(Collected data)
········

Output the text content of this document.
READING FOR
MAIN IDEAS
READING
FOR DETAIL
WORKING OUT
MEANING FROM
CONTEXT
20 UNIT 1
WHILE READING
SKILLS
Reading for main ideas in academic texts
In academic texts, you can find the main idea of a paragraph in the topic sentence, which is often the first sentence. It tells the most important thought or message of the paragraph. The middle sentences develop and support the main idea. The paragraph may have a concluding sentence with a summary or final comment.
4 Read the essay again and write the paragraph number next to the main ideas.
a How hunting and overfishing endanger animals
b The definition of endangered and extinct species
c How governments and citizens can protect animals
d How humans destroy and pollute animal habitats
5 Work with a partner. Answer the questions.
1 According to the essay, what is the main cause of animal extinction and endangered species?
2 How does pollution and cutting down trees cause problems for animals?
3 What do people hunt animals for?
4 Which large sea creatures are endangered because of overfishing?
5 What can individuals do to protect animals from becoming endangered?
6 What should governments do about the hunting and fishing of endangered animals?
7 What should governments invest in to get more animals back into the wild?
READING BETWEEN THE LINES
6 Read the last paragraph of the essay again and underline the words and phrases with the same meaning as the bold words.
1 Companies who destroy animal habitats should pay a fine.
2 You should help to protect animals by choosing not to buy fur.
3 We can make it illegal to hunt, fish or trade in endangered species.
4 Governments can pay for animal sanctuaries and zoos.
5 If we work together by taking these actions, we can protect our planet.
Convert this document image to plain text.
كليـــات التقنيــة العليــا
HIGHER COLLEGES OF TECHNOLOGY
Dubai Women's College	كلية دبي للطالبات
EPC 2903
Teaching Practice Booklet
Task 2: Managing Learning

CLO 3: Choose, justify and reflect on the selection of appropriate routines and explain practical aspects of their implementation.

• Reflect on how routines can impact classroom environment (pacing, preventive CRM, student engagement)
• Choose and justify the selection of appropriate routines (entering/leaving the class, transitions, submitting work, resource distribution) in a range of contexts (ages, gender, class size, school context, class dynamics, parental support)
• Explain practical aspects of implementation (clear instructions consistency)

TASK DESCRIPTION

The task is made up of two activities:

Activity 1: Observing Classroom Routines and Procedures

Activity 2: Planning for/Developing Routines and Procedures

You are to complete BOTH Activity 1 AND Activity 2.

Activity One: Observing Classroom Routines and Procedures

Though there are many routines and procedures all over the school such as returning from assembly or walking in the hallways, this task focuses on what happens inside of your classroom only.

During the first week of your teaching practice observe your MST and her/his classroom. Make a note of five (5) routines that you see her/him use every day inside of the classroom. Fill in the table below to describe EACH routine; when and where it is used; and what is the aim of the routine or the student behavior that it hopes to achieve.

········

* [EXERCISE DETAILS]:
Faithfully copy every entry, leaving nothing out.

* [RESULT]:
Output the text content of this document.
READING FOR
MAIN IDEAS
READING
FOR DETAIL
WORKING OUT
MEANING FROM
CONTEXT
20 UNIT 1
WHILE READING
SKILLS
Reading for main ideas in academic texts
In academic texts, you can find the main idea of a paragraph in the topic sentence, which is often the first sentence. It tells the most important thought or message of the paragraph. The middle sentences develop and support the main idea. The paragraph may have a concluding sentence with a summary or final comment.
4 Read the essay again and write the paragraph number next to the main ideas.
a How hunting and overfishing endanger animals
b The definition of endangered and extinct species
c How governments and citizens can protect animals
d How humans destroy and pollute animal habitats
5 Work with a partner. Answer the questions.
1 According to the essay, what is the main cause of animal extinction and endangered species?
2 How does pollution and cutting down trees cause problems for animals?
3 What do people hunt animals for?
4 Which large sea creatures are endangered because of overfishing?
5 What can individuals do to protect animals from becoming endangered?
6 What should governments do about the hunting and fishing of endangered animals?
7 What should governments invest in to get more animals back into the wild?
READING BETWEEN THE LINES
6 Read the last paragraph of the essay again and underline the words and phrases with the same meaning as the bold words.
1 Companies who destroy animal habitats should pay a fine.
2 You should help to protect animals by choosing not to buy fur.
3 We can make it illegal to hunt, fish or trade in endangered species.
4 Governments can pay for animal sanctuaries and zoos.
5 If we work together by taking these actions, we can protect our planet.
Convert this document image to plain text.
كليـــات التقنيــة العليــا
HIGHER COLLEGES OF TECHNOLOGY
Dubai Women's College	كلية دبي للطالبات
EPC 2903
Teaching Practice Booklet
Task 2: Managing Learning

CLO 3: Choose, justify and reflect on the selection of appropriate routines and explain practical aspects of their implementation.

• Reflect on how routines can impact classroom environment (pacing, preventive CRM, student engagement)
• Choose and justify the selection of appropriate routines (entering/leaving the class, transitions, submitting work, resource distribution) in a range of contexts (ages, gender, class size, school context, class dynamics, parental support)
• Explain practical aspects of implementation (clear instructions consistency)

TASK DESCRIPTION

The task is made up of two activities:

Activity 1: Observing Classroom Routines and Procedures

Activity 2: Planning for/Developing Routines and Procedures

You are to complete BOTH Activity 1 AND Activity 2.

Activity One: Observing Classroom Routines and Procedures

Though there are many routines and procedures all over the school such as returning from assembly or walking in the hallways, this task focuses on what happens inside of your classroom only.

During the first week of your teaching practice observe your MST and her/his classroom. Make a note of five (5) routines that you see her/him use every day inside of the classroom. Fill in the table below to describe EACH routine; when and where it is used; and what is the aim of the routine or the student behavior that it hopes to achieve.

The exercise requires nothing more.